— What this task involves —
Gather every line of the records below that contains the word "المخازن", and copy each one. Case counts.

Page element annotations
** Start **
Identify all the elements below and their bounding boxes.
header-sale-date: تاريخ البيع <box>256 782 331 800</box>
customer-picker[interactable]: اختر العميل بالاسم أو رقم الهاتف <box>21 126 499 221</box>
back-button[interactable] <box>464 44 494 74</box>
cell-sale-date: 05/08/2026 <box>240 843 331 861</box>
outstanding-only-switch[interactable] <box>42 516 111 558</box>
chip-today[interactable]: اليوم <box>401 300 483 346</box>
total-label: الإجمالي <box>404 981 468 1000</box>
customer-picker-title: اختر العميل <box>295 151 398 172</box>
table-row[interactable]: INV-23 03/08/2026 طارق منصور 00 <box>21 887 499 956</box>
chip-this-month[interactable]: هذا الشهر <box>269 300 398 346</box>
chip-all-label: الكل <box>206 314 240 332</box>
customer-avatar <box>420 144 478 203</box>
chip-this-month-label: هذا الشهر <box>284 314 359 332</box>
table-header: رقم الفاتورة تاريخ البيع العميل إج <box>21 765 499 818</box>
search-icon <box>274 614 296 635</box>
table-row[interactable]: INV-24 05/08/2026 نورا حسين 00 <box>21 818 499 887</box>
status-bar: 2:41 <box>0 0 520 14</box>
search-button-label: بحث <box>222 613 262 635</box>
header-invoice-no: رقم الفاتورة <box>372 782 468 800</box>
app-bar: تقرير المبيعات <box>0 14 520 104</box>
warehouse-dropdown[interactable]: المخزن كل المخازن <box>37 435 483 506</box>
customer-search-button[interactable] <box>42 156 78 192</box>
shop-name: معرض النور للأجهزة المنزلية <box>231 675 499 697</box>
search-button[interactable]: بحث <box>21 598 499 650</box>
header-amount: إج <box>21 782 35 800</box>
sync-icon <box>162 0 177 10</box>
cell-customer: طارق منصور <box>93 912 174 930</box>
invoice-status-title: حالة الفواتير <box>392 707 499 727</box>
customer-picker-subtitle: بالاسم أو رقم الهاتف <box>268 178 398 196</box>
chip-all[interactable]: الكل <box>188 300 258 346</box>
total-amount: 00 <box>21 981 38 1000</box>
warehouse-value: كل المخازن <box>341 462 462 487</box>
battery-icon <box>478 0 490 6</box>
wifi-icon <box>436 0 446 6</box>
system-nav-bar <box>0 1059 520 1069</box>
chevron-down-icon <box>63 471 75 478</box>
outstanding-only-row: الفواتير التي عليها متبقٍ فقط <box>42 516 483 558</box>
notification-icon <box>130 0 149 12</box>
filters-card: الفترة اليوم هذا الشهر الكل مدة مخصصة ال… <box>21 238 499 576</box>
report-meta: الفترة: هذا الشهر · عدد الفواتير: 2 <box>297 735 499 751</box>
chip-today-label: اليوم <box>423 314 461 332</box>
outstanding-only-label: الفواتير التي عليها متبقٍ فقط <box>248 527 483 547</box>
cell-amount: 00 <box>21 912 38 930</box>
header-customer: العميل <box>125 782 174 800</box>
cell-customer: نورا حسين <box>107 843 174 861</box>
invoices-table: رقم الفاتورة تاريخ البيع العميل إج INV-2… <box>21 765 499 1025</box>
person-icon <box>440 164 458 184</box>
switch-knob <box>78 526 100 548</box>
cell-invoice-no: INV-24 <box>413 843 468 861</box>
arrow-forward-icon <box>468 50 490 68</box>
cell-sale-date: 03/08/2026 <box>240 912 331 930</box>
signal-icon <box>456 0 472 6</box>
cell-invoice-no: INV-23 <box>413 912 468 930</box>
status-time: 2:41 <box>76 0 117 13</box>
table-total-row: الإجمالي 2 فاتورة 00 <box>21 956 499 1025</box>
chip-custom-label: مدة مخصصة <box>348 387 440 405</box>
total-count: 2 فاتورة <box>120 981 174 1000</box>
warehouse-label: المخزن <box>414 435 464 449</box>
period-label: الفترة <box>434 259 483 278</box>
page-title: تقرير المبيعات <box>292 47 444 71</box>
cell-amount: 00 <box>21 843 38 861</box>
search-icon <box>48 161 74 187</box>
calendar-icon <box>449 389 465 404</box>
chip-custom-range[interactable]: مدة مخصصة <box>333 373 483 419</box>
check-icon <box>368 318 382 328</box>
** End **
— Written answer —
warehouse-dropdown[interactable]: المخزن كل المخازن <box>37 435 483 506</box>
warehouse-value: كل المخازن <box>341 462 462 487</box>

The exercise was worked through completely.